▶ [What is expected] Format every line of the listing below as a numbered list, leaving out blank lines and any pictures.

▶ [Available records]
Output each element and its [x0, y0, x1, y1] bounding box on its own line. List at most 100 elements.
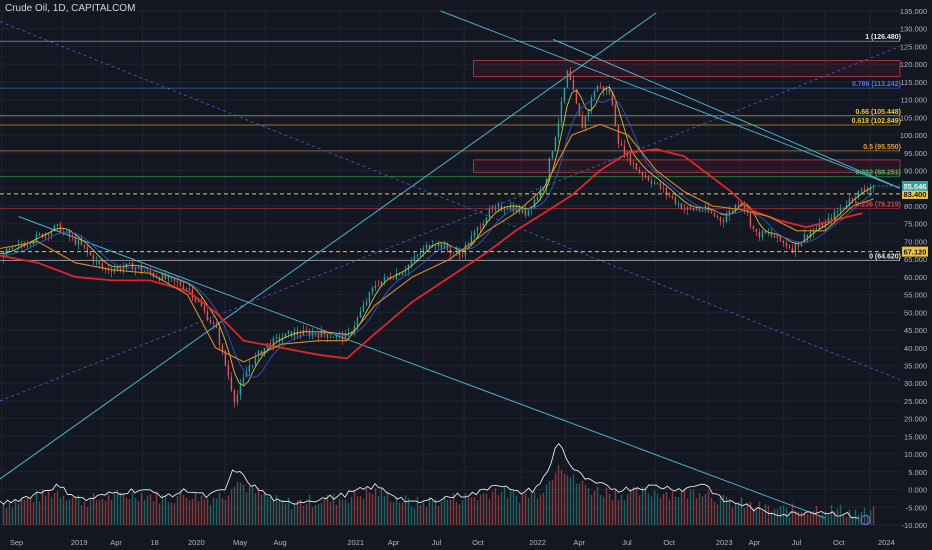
- volume-bar: [254, 492, 257, 525]
- candle-body: [587, 109, 590, 117]
- candle-body: [290, 331, 293, 337]
- volume-bar: [356, 496, 359, 525]
- volume-bar: [596, 486, 599, 525]
- current-price-tag: [902, 180, 928, 191]
- volume-bar: [83, 501, 86, 525]
- candle-body: [305, 330, 308, 332]
- volume-bar: [506, 497, 509, 525]
- volume-bar: [872, 506, 875, 525]
- candle-body: [56, 223, 59, 226]
- price-tick-label: 45.000: [904, 326, 927, 335]
- candle-body: [215, 323, 218, 328]
- candle-body: [608, 89, 611, 94]
- candle-body: [404, 270, 407, 273]
- candle-body: [767, 232, 770, 234]
- candle-body: [512, 206, 515, 213]
- candle-body: [386, 276, 389, 278]
- candle-body: [329, 336, 332, 338]
- volume-bar: [194, 491, 197, 525]
- volume-bar: [275, 494, 278, 525]
- candle-body: [590, 97, 593, 110]
- volume-bar: [569, 477, 572, 525]
- volume-bar: [53, 492, 56, 525]
- volume-bar: [740, 497, 743, 525]
- candle-body: [800, 241, 803, 247]
- volume-bar: [764, 504, 767, 525]
- volume-bar: [560, 469, 563, 525]
- volume-bar: [434, 499, 437, 525]
- volume-bar: [536, 498, 539, 525]
- volume-bar: [392, 502, 395, 525]
- volume-bar: [215, 498, 218, 525]
- candle-body: [560, 101, 563, 123]
- volume-bar: [785, 508, 788, 525]
- price-tick-label: 0.000: [908, 486, 927, 495]
- candle-body: [26, 244, 29, 247]
- candle-body: [131, 262, 134, 271]
- volume-bar: [803, 513, 806, 525]
- volume-bar: [326, 495, 329, 525]
- volume-bar: [869, 510, 872, 525]
- candle-body: [851, 198, 854, 200]
- candle-body: [176, 280, 179, 283]
- price-axis: 135.000 130.000 125.000 120.000 115.000 110.0…: [900, 7, 927, 530]
- candle-body: [830, 217, 833, 221]
- price-tick-label: 100.000: [900, 131, 927, 140]
- volume-bar: [116, 490, 119, 525]
- volume-bar: [224, 499, 227, 525]
- volume-bar: [14, 499, 17, 525]
- volume-bar: [182, 495, 185, 525]
- marker-price-label: 67.120: [904, 248, 927, 257]
- volume-bar: [752, 508, 755, 525]
- volume-bar: [467, 496, 470, 525]
- candle-body: [242, 377, 245, 384]
- volume-bar: [47, 491, 50, 525]
- candle-body: [437, 243, 440, 247]
- volume-bar: [800, 511, 803, 525]
- volume-bar: [455, 501, 458, 525]
- candle-body: [197, 300, 200, 302]
- candle-body: [812, 230, 815, 233]
- candle-body: [695, 209, 698, 211]
- candle-body: [434, 245, 437, 247]
- volume-bar: [197, 501, 200, 525]
- candle-body: [737, 204, 740, 206]
- candle-body: [356, 317, 359, 326]
- candle-body: [107, 269, 110, 271]
- candle-body: [818, 223, 821, 229]
- volume-bar: [377, 496, 380, 525]
- candle-body: [551, 150, 554, 159]
- volume-bar: [794, 510, 797, 525]
- candle-body: [221, 345, 224, 351]
- candle-body: [392, 278, 395, 280]
- volume-bar: [773, 508, 776, 525]
- candle-body: [857, 190, 860, 198]
- volume-bar: [17, 503, 20, 525]
- volume-bar: [695, 497, 698, 525]
- candle-body: [281, 338, 284, 341]
- current-price-label: 85.646: [904, 182, 927, 191]
- candle-body: [500, 205, 503, 211]
- time-tick-label: 2022: [529, 538, 546, 547]
- volume-bar: [659, 497, 662, 525]
- volume-bar: [134, 497, 137, 525]
- candle-body: [98, 260, 101, 264]
- alert-marker: [860, 515, 871, 526]
- volume-bar: [350, 496, 353, 525]
- time-tick-label: 2019: [71, 538, 88, 547]
- candle-body: [254, 356, 257, 365]
- candle-body: [686, 207, 689, 210]
- volume-bar: [431, 500, 434, 525]
- candle-body: [248, 365, 251, 373]
- volume-bar: [227, 495, 230, 525]
- volume-bar: [473, 497, 476, 525]
- volume-bar: [332, 493, 335, 525]
- volume-bar: [737, 502, 740, 525]
- time-axis: Sep 2019 Apr 18 2020 May Aug 2021 Apr Jul Oct 2022 A…: [10, 538, 895, 547]
- price-tick-label: 120.000: [900, 60, 927, 69]
- candle-body: [77, 240, 80, 245]
- candle-body: [278, 337, 281, 341]
- candle-body: [650, 180, 653, 184]
- candle-body: [38, 233, 41, 235]
- candle-body: [536, 197, 539, 200]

▶ [Answer to this problem]
1. Output each element and its [x0, y0, x1, y1] bounding box on its own line. List at most 100 elements.
2. - volume-bar: [254, 492, 257, 525]
3. - candle-body: [587, 109, 590, 117]
4. - candle-body: [290, 331, 293, 337]
5. - volume-bar: [356, 496, 359, 525]
6. - volume-bar: [596, 486, 599, 525]
7. - current-price-tag: [902, 180, 928, 191]
8. - volume-bar: [83, 501, 86, 525]
9. - candle-body: [305, 330, 308, 332]
10. - volume-bar: [506, 497, 509, 525]
11. - volume-bar: [872, 506, 875, 525]
12. - candle-body: [56, 223, 59, 226]
13. - price-tick-label: 45.000: [904, 326, 927, 335]
14. - candle-body: [215, 323, 218, 328]
15. - candle-body: [608, 89, 611, 94]
16. - candle-body: [404, 270, 407, 273]
17. - candle-body: [767, 232, 770, 234]
18. - candle-body: [512, 206, 515, 213]
19. - candle-body: [386, 276, 389, 278]
20. - candle-body: [329, 336, 332, 338]
21. - volume-bar: [194, 491, 197, 525]
22. - volume-bar: [275, 494, 278, 525]
23. - candle-body: [590, 97, 593, 110]
24. - volume-bar: [569, 477, 572, 525]
25. - volume-bar: [53, 492, 56, 525]
26. - volume-bar: [740, 497, 743, 525]
27. - candle-body: [800, 241, 803, 247]
28. - volume-bar: [764, 504, 767, 525]
29. - volume-bar: [560, 469, 563, 525]
30. - volume-bar: [434, 499, 437, 525]
31. - volume-bar: [536, 498, 539, 525]
32. - volume-bar: [392, 502, 395, 525]
33. - volume-bar: [215, 498, 218, 525]
34. - candle-body: [560, 101, 563, 123]
35. - volume-bar: [785, 508, 788, 525]
36. - price-tick-label: 0.000: [908, 486, 927, 495]
37. - candle-body: [26, 244, 29, 247]
38. - candle-body: [131, 262, 134, 271]
39. - volume-bar: [803, 513, 806, 525]
40. - volume-bar: [326, 495, 329, 525]
41. - volume-bar: [869, 510, 872, 525]
42. - candle-body: [851, 198, 854, 200]
43. - candle-body: [176, 280, 179, 283]
44. - price-axis: 135.000 130.000 125.000 120.000 115.000 110.0…: [900, 7, 927, 530]
45. - candle-body: [830, 217, 833, 221]
46. - price-tick-label: 100.000: [900, 131, 927, 140]
47. - volume-bar: [116, 490, 119, 525]
48. - volume-bar: [224, 499, 227, 525]
49. - volume-bar: [14, 499, 17, 525]
50. - volume-bar: [182, 495, 185, 525]
51. - marker-price-label: 67.120: [904, 248, 927, 257]
52. - volume-bar: [752, 508, 755, 525]
53. - volume-bar: [467, 496, 470, 525]
54. - candle-body: [242, 377, 245, 384]
55. - volume-bar: [47, 491, 50, 525]
56. - candle-body: [437, 243, 440, 247]
57. - volume-bar: [800, 511, 803, 525]
58. - volume-bar: [455, 501, 458, 525]
59. - candle-body: [197, 300, 200, 302]
60. - candle-body: [812, 230, 815, 233]
61. - candle-body: [695, 209, 698, 211]
62. - candle-body: [434, 245, 437, 247]
63. - volume-bar: [197, 501, 200, 525]
64. - candle-body: [737, 204, 740, 206]
65. - candle-body: [356, 317, 359, 326]
66. - candle-body: [107, 269, 110, 271]
67. - candle-body: [818, 223, 821, 229]
68. - volume-bar: [377, 496, 380, 525]
69. - candle-body: [551, 150, 554, 159]
70. - volume-bar: [794, 510, 797, 525]
71. - candle-body: [221, 345, 224, 351]
72. - candle-body: [392, 278, 395, 280]
73. - volume-bar: [773, 508, 776, 525]
74. - candle-body: [857, 190, 860, 198]
75. - volume-bar: [17, 503, 20, 525]
76. - volume-bar: [695, 497, 698, 525]
77. - candle-body: [281, 338, 284, 341]
78. - current-price-label: 85.646: [904, 182, 927, 191]
79. - candle-body: [500, 205, 503, 211]
80. - time-tick-label: 2022: [529, 538, 546, 547]
81. - volume-bar: [659, 497, 662, 525]
82. - volume-bar: [134, 497, 137, 525]
83. - candle-body: [98, 260, 101, 264]
84. - alert-marker: [860, 515, 871, 526]
85. - volume-bar: [350, 496, 353, 525]
86. - time-tick-label: 2019: [71, 538, 88, 547]
87. - candle-body: [254, 356, 257, 365]
88. - candle-body: [686, 207, 689, 210]
89. - volume-bar: [431, 500, 434, 525]
90. - candle-body: [248, 365, 251, 373]
91. - volume-bar: [227, 495, 230, 525]
92. - volume-bar: [473, 497, 476, 525]
93. - volume-bar: [332, 493, 335, 525]
94. - volume-bar: [737, 502, 740, 525]
95. - time-axis: Sep 2019 Apr 18 2020 May Aug 2021 Apr Jul Oct 2022 A…: [10, 538, 895, 547]
96. - price-tick-label: 120.000: [900, 60, 927, 69]
97. - candle-body: [77, 240, 80, 245]
98. - candle-body: [278, 337, 281, 341]
99. - candle-body: [650, 180, 653, 184]
100. - candle-body: [38, 233, 41, 235]
101. - candle-body: [536, 197, 539, 200]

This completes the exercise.